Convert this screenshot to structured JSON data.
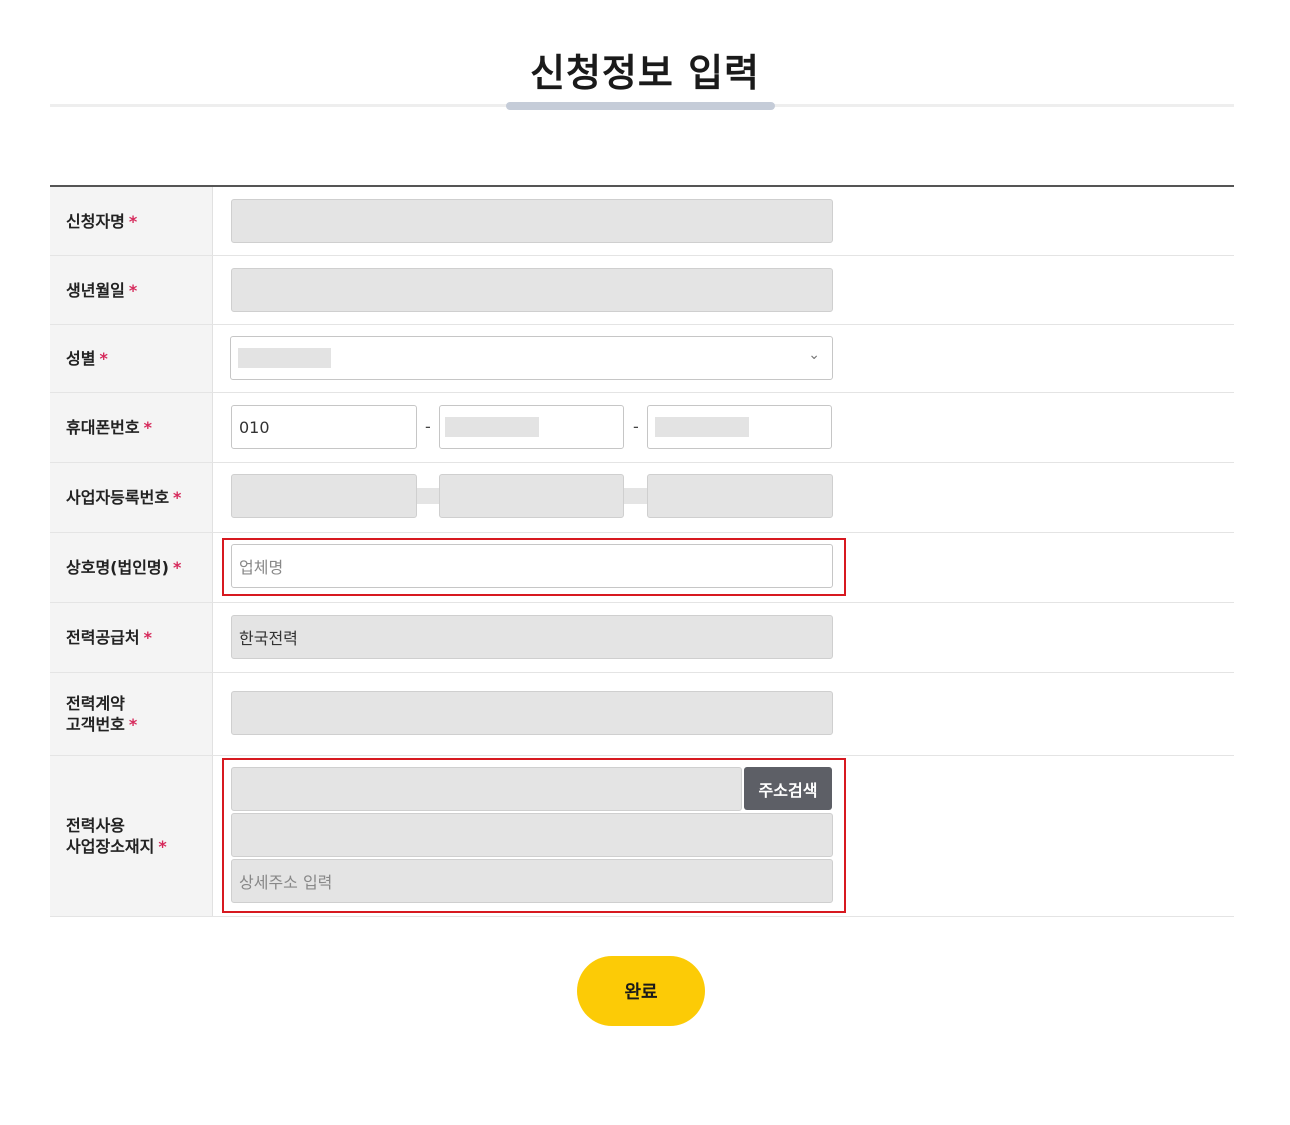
{
  "page": {
    "title": "신청정보 입력"
  },
  "colors": {
    "required_star": "#d6295b",
    "highlight_border": "#d71920",
    "primary_button": "#fccb06",
    "address_button": "#5d5f66"
  },
  "form": {
    "required_mark": "*",
    "rows": [
      {
        "label": "신청자명",
        "value": ""
      },
      {
        "label": "생년월일",
        "value": ""
      },
      {
        "label": "성별",
        "value": ""
      },
      {
        "label": "휴대폰번호",
        "prefix": "010",
        "separator": "-"
      },
      {
        "label": "사업자등록번호"
      },
      {
        "label": "상호명(법인명)",
        "placeholder": "업체명"
      },
      {
        "label": "전력공급처",
        "value": "한국전력"
      },
      {
        "label_line1": "전력계약",
        "label_line2": "고객번호",
        "value": ""
      },
      {
        "label_line1": "전력사용",
        "label_line2": "사업장소재지",
        "detail_placeholder": "상세주소 입력"
      }
    ]
  },
  "buttons": {
    "address_search": "주소검색",
    "submit": "완료"
  }
}
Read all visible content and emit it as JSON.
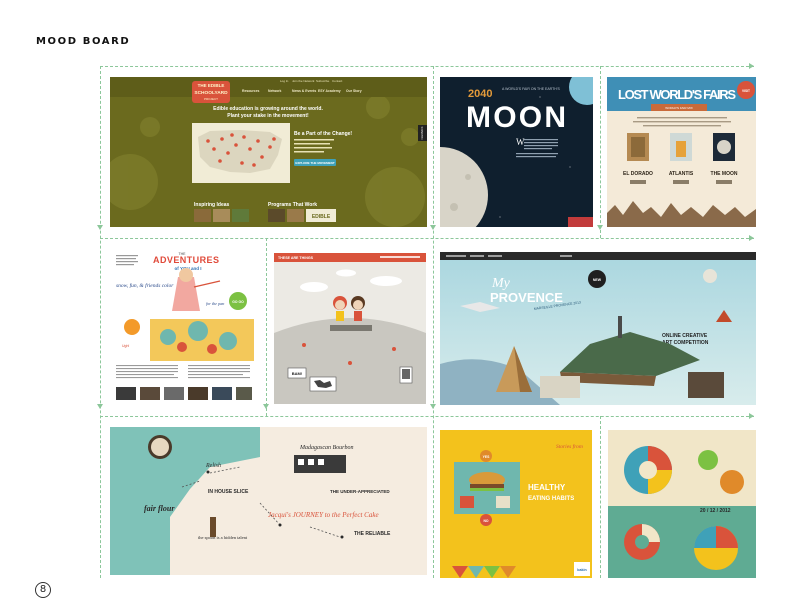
{
  "page": {
    "title": "MOOD BOARD",
    "page_number": "8"
  },
  "tiles": {
    "edible": {
      "logo_line1": "THE EDIBLE",
      "logo_line2": "SCHOOLYARD",
      "logo_line3": "PROJECT",
      "nav": [
        "Resources",
        "Network",
        "News & Events",
        "ESY Academy",
        "Our Story"
      ],
      "topnav": [
        "Log In",
        "Join the Network",
        "Subscribe",
        "Contact"
      ],
      "headline1": "Edible education is growing around the world.",
      "headline2": "Plant your stake in the movement!",
      "side_title": "Be a Part of the Change!",
      "cta": "EXPLORE THE MOVEMENT",
      "section1": "Inspiring Ideas",
      "section2": "Programs That Work",
      "side_tab": "FEEDBACK",
      "badge": "EDIBLE"
    },
    "moon": {
      "number": "2040",
      "title": "MOON",
      "subtitle": "A WORLD'S FAIR ON THE EARTH'S",
      "drop_cap": "W"
    },
    "lost": {
      "title": "LOST WORLD'S FAIRS",
      "ribbon": "WORLD'S FAIR MIX",
      "badge": "VISIT",
      "items": [
        "EL DORADO",
        "ATLANTIS",
        "THE MOON"
      ]
    },
    "adventures": {
      "title_top": "THE",
      "title": "ADVENTURES",
      "title_sub": "of YOU and I",
      "handwritten1": "snow, fun, & friends color",
      "handwritten2": "for the pan",
      "handwritten3": "Ugh!",
      "badge": "GO GO"
    },
    "thesethings": {
      "brand": "THESE ARE THINGS",
      "sign": "BAM!"
    },
    "provence": {
      "title_line1": "My",
      "title_line2": "PROVENCE",
      "subtitle": "MARSEILLE PROVENCE 2013",
      "right1": "ONLINE CREATIVE",
      "right2": "ART COMPETITION",
      "badge": "NEW"
    },
    "food": {
      "title1": "Madagascan Bourbon",
      "label1": "Relish",
      "label2": "fair flour",
      "label3": "IN HOUSE SLICE",
      "label4": "the spoon is a hidden talent",
      "label5": "THE RELIABLE",
      "label6": "Jacqui's JOURNEY to the Perfect Cake",
      "label7": "THE UNDER-APPRECIATED"
    },
    "healthy": {
      "title1": "HEALTHY",
      "title2": "EATING HABITS",
      "script": "Stories from",
      "brand": "bakin",
      "circle1": "YES",
      "circle2": "NO"
    },
    "circles": {
      "date": "20 / 12 / 2012"
    }
  },
  "colors": {
    "guide": "#8cc79a",
    "olive": "#6b6a1e",
    "navy": "#0f1f2e",
    "cream": "#f4ead8",
    "teal": "#6fb7ae",
    "yellow": "#f3c21c"
  }
}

================================

Output every entry word for word, but omit the pictures.

▶ _Solution below_:
Convert this screenshot to structured JSON data.
{
  "page": {
    "title": "신청정보 입력"
  },
  "colors": {
    "required_star": "#d6295b",
    "highlight_border": "#d71920",
    "primary_button": "#fccb06",
    "address_button": "#5d5f66"
  },
  "form": {
    "required_mark": "*",
    "rows": [
      {
        "label": "신청자명",
        "value": ""
      },
      {
        "label": "생년월일",
        "value": ""
      },
      {
        "label": "성별",
        "value": ""
      },
      {
        "label": "휴대폰번호",
        "prefix": "010",
        "separator": "-"
      },
      {
        "label": "사업자등록번호"
      },
      {
        "label": "상호명(법인명)",
        "placeholder": "업체명"
      },
      {
        "label": "전력공급처",
        "value": "한국전력"
      },
      {
        "label_line1": "전력계약",
        "label_line2": "고객번호",
        "value": ""
      },
      {
        "label_line1": "전력사용",
        "label_line2": "사업장소재지",
        "detail_placeholder": "상세주소 입력"
      }
    ]
  },
  "buttons": {
    "address_search": "주소검색",
    "submit": "완료"
  }
}
Read all visible content and emit it as JSON.
{
  "page": {
    "title": "MOOD BOARD",
    "page_number": "8"
  },
  "tiles": {
    "edible": {
      "logo_line1": "THE EDIBLE",
      "logo_line2": "SCHOOLYARD",
      "logo_line3": "PROJECT",
      "nav": [
        "Resources",
        "Network",
        "News & Events",
        "ESY Academy",
        "Our Story"
      ],
      "topnav": [
        "Log In",
        "Join the Network",
        "Subscribe",
        "Contact"
      ],
      "headline1": "Edible education is growing around the world.",
      "headline2": "Plant your stake in the movement!",
      "side_title": "Be a Part of the Change!",
      "cta": "EXPLORE THE MOVEMENT",
      "section1": "Inspiring Ideas",
      "section2": "Programs That Work",
      "side_tab": "FEEDBACK",
      "badge": "EDIBLE"
    },
    "moon": {
      "number": "2040",
      "title": "MOON",
      "subtitle": "A WORLD'S FAIR ON THE EARTH'S",
      "drop_cap": "W"
    },
    "lost": {
      "title": "LOST WORLD'S FAIRS",
      "ribbon": "WORLD'S FAIR MIX",
      "badge": "VISIT",
      "items": [
        "EL DORADO",
        "ATLANTIS",
        "THE MOON"
      ]
    },
    "adventures": {
      "title_top": "THE",
      "title": "ADVENTURES",
      "title_sub": "of YOU and I",
      "handwritten1": "snow, fun, & friends color",
      "handwritten2": "for the pan",
      "handwritten3": "Ugh!",
      "badge": "GO GO"
    },
    "thesethings": {
      "brand": "THESE ARE THINGS",
      "sign": "BAM!"
    },
    "provence": {
      "title_line1": "My",
      "title_line2": "PROVENCE",
      "subtitle": "MARSEILLE PROVENCE 2013",
      "right1": "ONLINE CREATIVE",
      "right2": "ART COMPETITION",
      "badge": "NEW"
    },
    "food": {
      "title1": "Madagascan Bourbon",
      "label1": "Relish",
      "label2": "fair flour",
      "label3": "IN HOUSE SLICE",
      "label4": "the spoon is a hidden talent",
      "label5": "THE RELIABLE",
      "label6": "Jacqui's JOURNEY to the Perfect Cake",
      "label7": "THE UNDER-APPRECIATED"
    },
    "healthy": {
      "title1": "HEALTHY",
      "title2": "EATING HABITS",
      "script": "Stories from",
      "brand": "bakin",
      "circle1": "YES",
      "circle2": "NO"
    },
    "circles": {
      "date": "20 / 12 / 2012"
    }
  },
  "colors": {
    "guide": "#8cc79a",
    "olive": "#6b6a1e",
    "navy": "#0f1f2e",
    "cream": "#f4ead8",
    "teal": "#6fb7ae",
    "yellow": "#f3c21c"
  }
}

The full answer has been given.